Set out every line bearing the string "this".

--- Start INPUT RECORDS ---

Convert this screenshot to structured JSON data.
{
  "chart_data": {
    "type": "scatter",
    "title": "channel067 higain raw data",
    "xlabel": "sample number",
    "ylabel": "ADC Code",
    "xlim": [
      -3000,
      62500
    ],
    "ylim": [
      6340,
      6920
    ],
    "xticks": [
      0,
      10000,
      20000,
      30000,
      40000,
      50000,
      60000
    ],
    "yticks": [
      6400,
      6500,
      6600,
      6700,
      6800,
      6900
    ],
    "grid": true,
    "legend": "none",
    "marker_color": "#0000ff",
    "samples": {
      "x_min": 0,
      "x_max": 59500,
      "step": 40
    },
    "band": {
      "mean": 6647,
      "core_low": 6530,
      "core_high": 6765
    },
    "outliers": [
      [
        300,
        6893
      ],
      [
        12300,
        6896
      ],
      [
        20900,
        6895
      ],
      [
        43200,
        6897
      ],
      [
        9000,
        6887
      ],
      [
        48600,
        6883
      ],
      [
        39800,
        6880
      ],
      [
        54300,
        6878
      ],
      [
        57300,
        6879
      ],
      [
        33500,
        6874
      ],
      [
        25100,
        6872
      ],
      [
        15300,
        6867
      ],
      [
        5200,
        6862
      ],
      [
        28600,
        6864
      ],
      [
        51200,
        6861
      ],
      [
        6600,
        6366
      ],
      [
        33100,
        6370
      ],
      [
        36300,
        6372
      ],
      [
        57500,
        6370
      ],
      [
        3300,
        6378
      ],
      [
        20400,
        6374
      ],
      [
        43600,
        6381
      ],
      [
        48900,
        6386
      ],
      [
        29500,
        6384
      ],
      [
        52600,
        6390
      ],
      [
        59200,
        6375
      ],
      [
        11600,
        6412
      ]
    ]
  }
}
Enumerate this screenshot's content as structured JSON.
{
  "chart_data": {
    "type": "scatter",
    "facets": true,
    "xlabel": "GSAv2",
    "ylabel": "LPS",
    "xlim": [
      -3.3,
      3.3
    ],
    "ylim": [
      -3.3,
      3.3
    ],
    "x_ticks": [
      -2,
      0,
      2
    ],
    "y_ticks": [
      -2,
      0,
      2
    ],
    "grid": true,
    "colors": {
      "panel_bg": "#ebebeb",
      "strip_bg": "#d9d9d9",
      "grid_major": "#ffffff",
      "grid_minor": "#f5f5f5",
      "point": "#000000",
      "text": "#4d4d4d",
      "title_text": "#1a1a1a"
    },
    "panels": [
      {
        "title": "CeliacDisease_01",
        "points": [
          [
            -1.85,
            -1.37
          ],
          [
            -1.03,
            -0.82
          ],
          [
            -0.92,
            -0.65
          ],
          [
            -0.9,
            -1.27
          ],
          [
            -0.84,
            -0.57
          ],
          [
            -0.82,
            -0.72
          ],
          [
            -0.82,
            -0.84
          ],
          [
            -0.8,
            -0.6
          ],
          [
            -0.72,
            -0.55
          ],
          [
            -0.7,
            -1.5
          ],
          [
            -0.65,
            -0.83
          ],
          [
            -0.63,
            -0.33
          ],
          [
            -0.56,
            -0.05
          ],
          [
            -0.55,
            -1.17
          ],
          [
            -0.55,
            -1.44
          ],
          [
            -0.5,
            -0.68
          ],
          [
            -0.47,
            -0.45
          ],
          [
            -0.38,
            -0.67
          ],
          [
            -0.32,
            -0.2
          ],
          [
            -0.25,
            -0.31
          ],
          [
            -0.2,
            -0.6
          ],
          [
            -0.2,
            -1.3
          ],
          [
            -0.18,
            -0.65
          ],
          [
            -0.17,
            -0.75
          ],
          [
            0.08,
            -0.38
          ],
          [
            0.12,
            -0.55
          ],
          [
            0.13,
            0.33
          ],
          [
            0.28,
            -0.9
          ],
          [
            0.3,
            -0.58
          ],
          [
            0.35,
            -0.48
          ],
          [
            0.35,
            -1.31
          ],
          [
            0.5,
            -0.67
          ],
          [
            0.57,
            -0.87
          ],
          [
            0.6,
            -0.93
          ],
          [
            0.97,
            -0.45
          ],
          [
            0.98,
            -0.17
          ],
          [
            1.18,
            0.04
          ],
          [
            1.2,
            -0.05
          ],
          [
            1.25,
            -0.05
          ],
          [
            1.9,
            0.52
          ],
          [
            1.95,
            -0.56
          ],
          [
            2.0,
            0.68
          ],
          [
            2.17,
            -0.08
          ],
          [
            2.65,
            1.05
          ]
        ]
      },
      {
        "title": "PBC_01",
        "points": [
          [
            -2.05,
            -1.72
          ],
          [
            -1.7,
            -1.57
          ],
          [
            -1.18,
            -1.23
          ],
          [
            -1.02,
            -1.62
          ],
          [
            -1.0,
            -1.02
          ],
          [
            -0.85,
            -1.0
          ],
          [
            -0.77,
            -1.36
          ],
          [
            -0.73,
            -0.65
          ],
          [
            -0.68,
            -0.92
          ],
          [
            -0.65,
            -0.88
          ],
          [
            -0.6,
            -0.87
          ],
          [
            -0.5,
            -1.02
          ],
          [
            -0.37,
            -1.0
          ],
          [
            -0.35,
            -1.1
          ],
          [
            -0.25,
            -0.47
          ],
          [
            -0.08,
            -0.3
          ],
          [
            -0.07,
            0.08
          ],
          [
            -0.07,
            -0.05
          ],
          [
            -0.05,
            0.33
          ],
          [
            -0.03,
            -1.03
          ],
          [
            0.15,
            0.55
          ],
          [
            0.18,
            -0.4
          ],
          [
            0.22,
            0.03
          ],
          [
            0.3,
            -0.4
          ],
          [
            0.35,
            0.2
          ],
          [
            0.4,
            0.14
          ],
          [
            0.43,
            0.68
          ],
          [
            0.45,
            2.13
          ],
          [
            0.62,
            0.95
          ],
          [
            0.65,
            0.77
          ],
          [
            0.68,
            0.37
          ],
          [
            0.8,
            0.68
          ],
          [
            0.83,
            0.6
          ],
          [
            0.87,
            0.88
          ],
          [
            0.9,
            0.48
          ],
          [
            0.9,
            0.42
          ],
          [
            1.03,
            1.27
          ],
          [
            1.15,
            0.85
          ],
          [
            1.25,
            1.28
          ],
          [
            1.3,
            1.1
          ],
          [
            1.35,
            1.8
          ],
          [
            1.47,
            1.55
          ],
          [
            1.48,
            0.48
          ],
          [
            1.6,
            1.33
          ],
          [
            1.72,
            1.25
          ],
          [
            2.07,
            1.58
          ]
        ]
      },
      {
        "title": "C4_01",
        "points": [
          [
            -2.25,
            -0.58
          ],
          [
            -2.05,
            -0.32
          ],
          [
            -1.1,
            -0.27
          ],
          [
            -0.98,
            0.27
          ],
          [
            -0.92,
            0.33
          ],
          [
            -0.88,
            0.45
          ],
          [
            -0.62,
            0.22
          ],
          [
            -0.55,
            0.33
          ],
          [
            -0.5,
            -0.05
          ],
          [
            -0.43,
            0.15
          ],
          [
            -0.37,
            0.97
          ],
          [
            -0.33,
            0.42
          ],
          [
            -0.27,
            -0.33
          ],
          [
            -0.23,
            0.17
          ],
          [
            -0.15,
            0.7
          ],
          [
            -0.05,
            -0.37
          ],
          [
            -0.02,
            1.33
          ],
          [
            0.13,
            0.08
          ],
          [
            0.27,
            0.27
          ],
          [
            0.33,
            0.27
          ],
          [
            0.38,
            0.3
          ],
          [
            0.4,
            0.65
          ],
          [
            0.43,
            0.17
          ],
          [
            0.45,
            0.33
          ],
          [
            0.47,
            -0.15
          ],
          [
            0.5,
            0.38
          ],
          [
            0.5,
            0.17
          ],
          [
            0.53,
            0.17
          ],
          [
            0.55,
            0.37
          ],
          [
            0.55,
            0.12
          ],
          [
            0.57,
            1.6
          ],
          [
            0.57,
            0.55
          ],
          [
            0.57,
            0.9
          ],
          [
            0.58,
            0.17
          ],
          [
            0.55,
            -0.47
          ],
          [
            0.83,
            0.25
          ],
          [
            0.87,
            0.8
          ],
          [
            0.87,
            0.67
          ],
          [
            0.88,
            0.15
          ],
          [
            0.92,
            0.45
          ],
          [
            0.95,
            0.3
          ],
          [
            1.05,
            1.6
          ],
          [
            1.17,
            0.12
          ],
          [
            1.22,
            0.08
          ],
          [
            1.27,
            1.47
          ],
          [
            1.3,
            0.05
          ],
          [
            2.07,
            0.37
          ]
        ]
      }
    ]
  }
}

--- End INPUT RECORDS ---

OUTPUT
Convert this screenshot to structured JSON data.
Enumerate this screenshot's content as structured JSON.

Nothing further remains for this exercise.